### [EXERCISE DATA]
↓
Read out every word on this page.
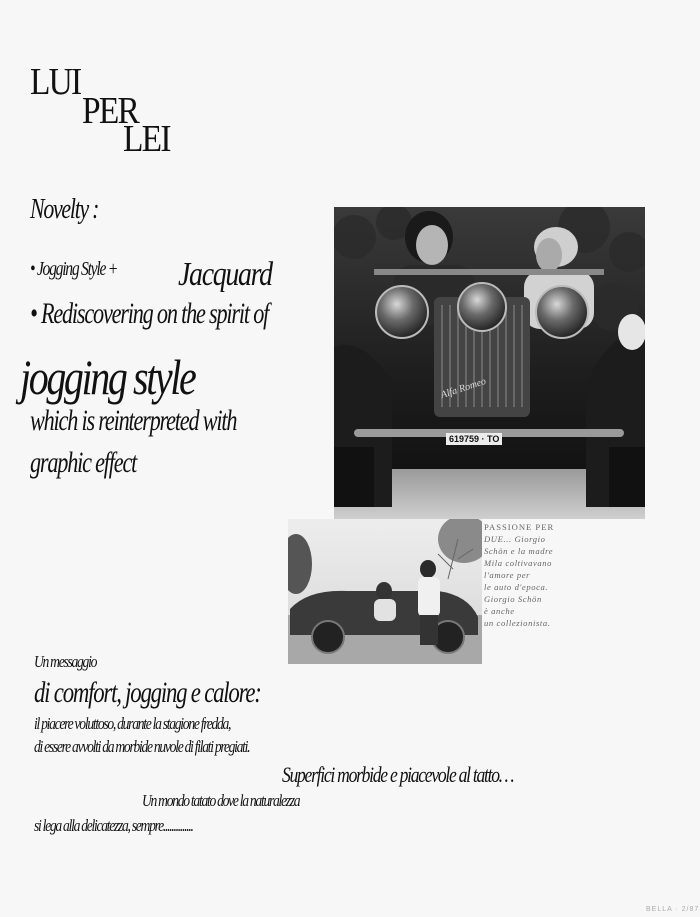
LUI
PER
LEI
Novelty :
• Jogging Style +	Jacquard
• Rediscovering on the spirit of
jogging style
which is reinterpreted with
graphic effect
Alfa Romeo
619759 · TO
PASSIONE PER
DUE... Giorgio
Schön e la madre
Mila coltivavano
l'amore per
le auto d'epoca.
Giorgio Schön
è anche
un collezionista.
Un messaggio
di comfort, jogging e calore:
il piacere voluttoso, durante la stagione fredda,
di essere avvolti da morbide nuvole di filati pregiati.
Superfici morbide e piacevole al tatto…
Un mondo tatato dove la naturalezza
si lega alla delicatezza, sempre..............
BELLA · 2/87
↑
Reproduce every entry exactly, but omit each picture.

Read out every word on this page.
LUI
PER
LEI
Novelty :
• Jogging Style +	Jacquard
• Rediscovering on the spirit of
jogging style
which is reinterpreted with
graphic effect
Alfa Romeo
619759 · TO
PASSIONE PER
DUE... Giorgio
Schön e la madre
Mila coltivavano
l'amore per
le auto d'epoca.
Giorgio Schön
è anche
un collezionista.
Un messaggio
di comfort, jogging e calore:
il piacere voluttoso, durante la stagione fredda,
di essere avvolti da morbide nuvole di filati pregiati.
Superfici morbide e piacevole al tatto…
Un mondo tatato dove la naturalezza
si lega alla delicatezza, sempre..............
BELLA · 2/87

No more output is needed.